Identify the lines that contain the string "JSON", then copy each of them.

-- Given records --

____________________

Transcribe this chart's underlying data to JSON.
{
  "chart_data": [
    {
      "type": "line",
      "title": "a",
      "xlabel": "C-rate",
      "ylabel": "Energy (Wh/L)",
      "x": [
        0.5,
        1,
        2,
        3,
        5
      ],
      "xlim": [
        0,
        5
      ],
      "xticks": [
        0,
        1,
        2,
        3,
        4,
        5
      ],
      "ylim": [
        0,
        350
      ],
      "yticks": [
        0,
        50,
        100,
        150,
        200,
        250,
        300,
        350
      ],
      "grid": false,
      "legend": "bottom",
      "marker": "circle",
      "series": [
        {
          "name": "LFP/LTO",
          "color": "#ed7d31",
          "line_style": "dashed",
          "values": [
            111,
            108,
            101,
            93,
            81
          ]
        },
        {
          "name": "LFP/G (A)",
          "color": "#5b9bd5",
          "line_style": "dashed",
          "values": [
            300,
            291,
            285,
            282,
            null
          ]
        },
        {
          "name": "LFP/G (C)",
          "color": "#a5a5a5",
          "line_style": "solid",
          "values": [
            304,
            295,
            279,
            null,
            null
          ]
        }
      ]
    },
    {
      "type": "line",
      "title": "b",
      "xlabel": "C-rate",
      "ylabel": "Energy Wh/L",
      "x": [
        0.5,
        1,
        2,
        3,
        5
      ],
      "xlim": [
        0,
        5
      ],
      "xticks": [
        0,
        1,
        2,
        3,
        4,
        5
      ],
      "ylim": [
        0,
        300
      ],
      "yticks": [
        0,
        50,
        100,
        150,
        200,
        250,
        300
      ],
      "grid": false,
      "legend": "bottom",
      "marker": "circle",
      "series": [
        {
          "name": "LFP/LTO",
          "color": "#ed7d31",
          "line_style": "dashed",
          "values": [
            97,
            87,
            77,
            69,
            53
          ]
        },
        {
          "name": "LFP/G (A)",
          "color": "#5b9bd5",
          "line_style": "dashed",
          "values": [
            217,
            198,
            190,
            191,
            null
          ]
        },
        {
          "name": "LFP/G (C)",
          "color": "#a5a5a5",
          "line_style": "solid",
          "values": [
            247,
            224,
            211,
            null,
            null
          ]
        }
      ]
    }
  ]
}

____________________

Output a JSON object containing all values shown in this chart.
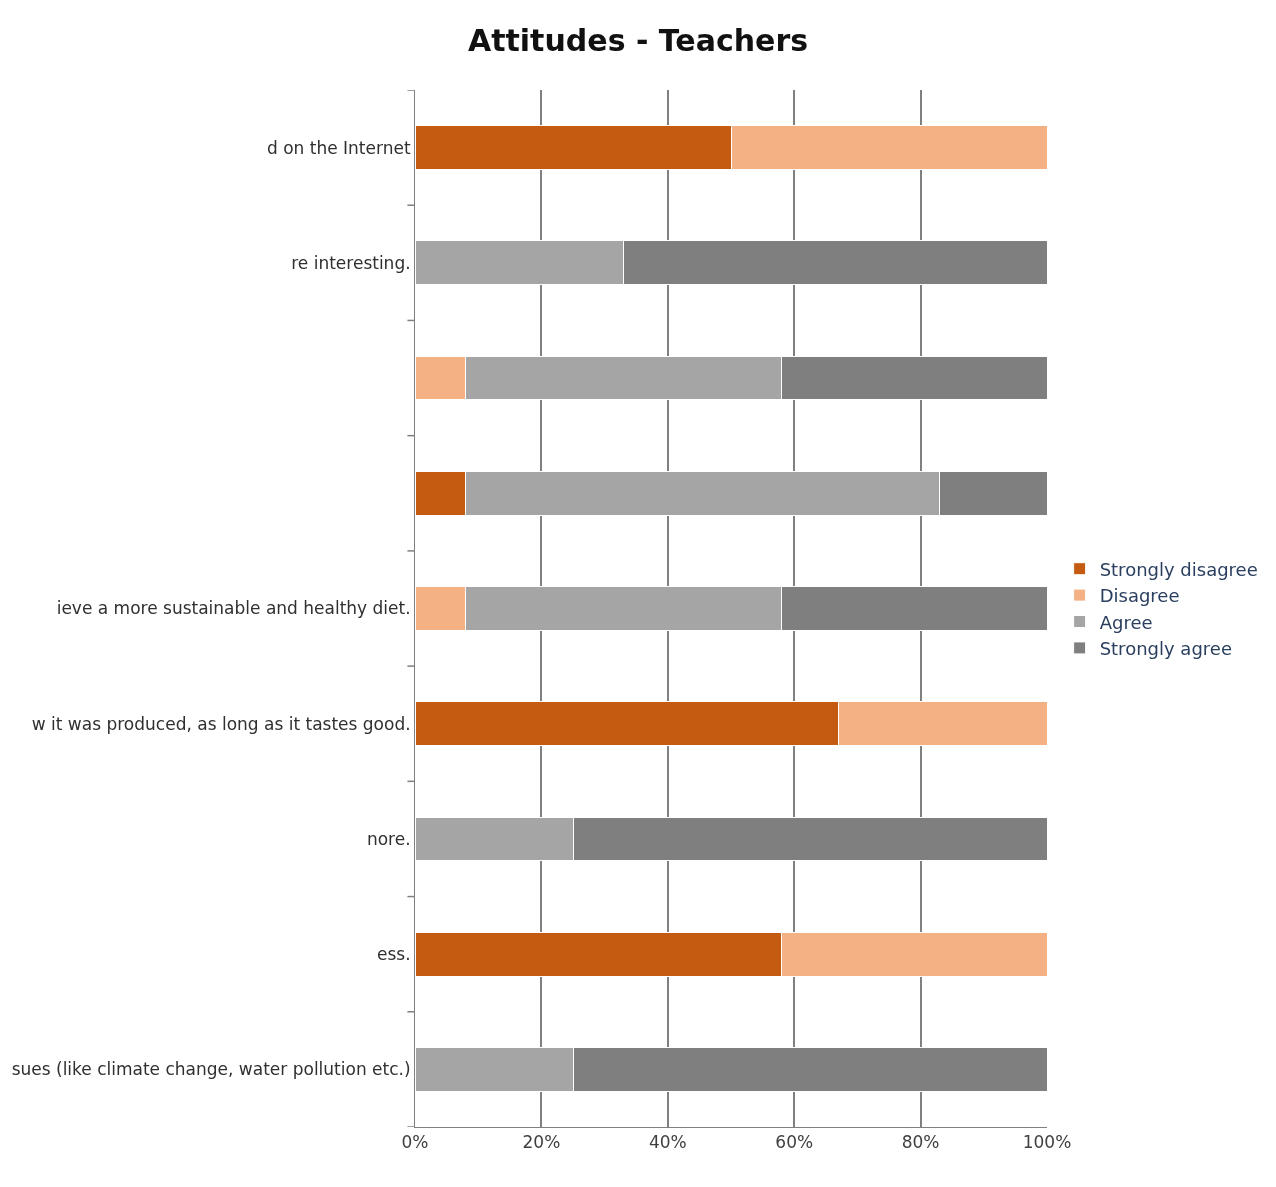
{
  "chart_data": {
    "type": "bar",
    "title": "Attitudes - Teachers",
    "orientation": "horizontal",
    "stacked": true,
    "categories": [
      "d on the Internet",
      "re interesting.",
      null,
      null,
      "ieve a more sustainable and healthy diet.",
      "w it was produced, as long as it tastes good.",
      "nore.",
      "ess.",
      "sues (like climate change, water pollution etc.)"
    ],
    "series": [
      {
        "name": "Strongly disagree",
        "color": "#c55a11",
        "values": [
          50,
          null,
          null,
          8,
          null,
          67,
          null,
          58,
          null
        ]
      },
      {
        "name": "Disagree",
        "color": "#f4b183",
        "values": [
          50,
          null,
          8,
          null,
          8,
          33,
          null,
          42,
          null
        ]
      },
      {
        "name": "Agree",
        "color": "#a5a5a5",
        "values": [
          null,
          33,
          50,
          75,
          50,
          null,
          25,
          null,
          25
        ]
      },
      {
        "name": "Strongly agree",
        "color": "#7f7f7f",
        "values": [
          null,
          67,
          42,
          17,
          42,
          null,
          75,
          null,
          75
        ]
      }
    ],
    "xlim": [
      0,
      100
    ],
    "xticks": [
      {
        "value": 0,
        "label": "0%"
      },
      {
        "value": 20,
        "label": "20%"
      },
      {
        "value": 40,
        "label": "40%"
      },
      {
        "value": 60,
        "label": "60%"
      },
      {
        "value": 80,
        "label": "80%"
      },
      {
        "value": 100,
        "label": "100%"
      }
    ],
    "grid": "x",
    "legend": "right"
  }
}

____________________

-- Written solution --
Transcribe this chart's underlying data to JSON.
Output a JSON object containing all values shown in this chart.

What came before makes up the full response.